⟨

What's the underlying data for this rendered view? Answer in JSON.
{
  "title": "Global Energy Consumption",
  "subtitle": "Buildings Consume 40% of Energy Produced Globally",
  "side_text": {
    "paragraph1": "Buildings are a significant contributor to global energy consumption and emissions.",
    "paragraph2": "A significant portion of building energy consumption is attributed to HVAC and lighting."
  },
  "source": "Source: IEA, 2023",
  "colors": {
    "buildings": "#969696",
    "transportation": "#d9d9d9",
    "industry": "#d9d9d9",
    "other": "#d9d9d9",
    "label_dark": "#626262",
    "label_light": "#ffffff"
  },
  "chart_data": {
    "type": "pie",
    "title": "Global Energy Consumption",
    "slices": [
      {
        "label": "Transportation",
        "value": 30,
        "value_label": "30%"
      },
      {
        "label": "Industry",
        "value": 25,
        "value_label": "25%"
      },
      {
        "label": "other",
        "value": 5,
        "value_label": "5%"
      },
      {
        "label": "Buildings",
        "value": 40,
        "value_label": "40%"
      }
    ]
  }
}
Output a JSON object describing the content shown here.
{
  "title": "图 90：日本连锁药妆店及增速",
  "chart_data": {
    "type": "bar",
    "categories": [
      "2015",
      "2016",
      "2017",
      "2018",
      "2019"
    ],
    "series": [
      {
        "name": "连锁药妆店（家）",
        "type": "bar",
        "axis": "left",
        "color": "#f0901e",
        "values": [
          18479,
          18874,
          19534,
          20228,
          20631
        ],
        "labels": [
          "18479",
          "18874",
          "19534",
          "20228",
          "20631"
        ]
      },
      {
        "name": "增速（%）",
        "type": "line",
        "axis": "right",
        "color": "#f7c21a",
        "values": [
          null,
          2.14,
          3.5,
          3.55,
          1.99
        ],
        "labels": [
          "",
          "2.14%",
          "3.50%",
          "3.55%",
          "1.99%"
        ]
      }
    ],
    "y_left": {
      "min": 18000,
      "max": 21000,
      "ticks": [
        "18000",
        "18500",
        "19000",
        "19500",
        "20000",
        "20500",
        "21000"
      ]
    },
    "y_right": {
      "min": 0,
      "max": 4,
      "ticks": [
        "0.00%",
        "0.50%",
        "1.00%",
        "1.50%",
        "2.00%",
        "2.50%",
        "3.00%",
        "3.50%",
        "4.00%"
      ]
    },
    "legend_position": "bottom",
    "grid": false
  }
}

⟩

- _Direction_: Your task is to retype all of the records exactly.

- _Answer to this task_:
What's the underlying data for this rendered view? Answer in JSON.
{
  "title": "Global Energy Consumption",
  "subtitle": "Buildings Consume 40% of Energy Produced Globally",
  "side_text": {
    "paragraph1": "Buildings are a significant contributor to global energy consumption and emissions.",
    "paragraph2": "A significant portion of building energy consumption is attributed to HVAC and lighting."
  },
  "source": "Source: IEA, 2023",
  "colors": {
    "buildings": "#969696",
    "transportation": "#d9d9d9",
    "industry": "#d9d9d9",
    "other": "#d9d9d9",
    "label_dark": "#626262",
    "label_light": "#ffffff"
  },
  "chart_data": {
    "type": "pie",
    "title": "Global Energy Consumption",
    "slices": [
      {
        "label": "Transportation",
        "value": 30,
        "value_label": "30%"
      },
      {
        "label": "Industry",
        "value": 25,
        "value_label": "25%"
      },
      {
        "label": "other",
        "value": 5,
        "value_label": "5%"
      },
      {
        "label": "Buildings",
        "value": 40,
        "value_label": "40%"
      }
    ]
  }
}
Output a JSON object describing the content shown here.
{
  "title": "图 90：日本连锁药妆店及增速",
  "chart_data": {
    "type": "bar",
    "categories": [
      "2015",
      "2016",
      "2017",
      "2018",
      "2019"
    ],
    "series": [
      {
        "name": "连锁药妆店（家）",
        "type": "bar",
        "axis": "left",
        "color": "#f0901e",
        "values": [
          18479,
          18874,
          19534,
          20228,
          20631
        ],
        "labels": [
          "18479",
          "18874",
          "19534",
          "20228",
          "20631"
        ]
      },
      {
        "name": "增速（%）",
        "type": "line",
        "axis": "right",
        "color": "#f7c21a",
        "values": [
          null,
          2.14,
          3.5,
          3.55,
          1.99
        ],
        "labels": [
          "",
          "2.14%",
          "3.50%",
          "3.55%",
          "1.99%"
        ]
      }
    ],
    "y_left": {
      "min": 18000,
      "max": 21000,
      "ticks": [
        "18000",
        "18500",
        "19000",
        "19500",
        "20000",
        "20500",
        "21000"
      ]
    },
    "y_right": {
      "min": 0,
      "max": 4,
      "ticks": [
        "0.00%",
        "0.50%",
        "1.00%",
        "1.50%",
        "2.00%",
        "2.50%",
        "3.00%",
        "3.50%",
        "4.00%"
      ]
    },
    "legend_position": "bottom",
    "grid": false
  }
}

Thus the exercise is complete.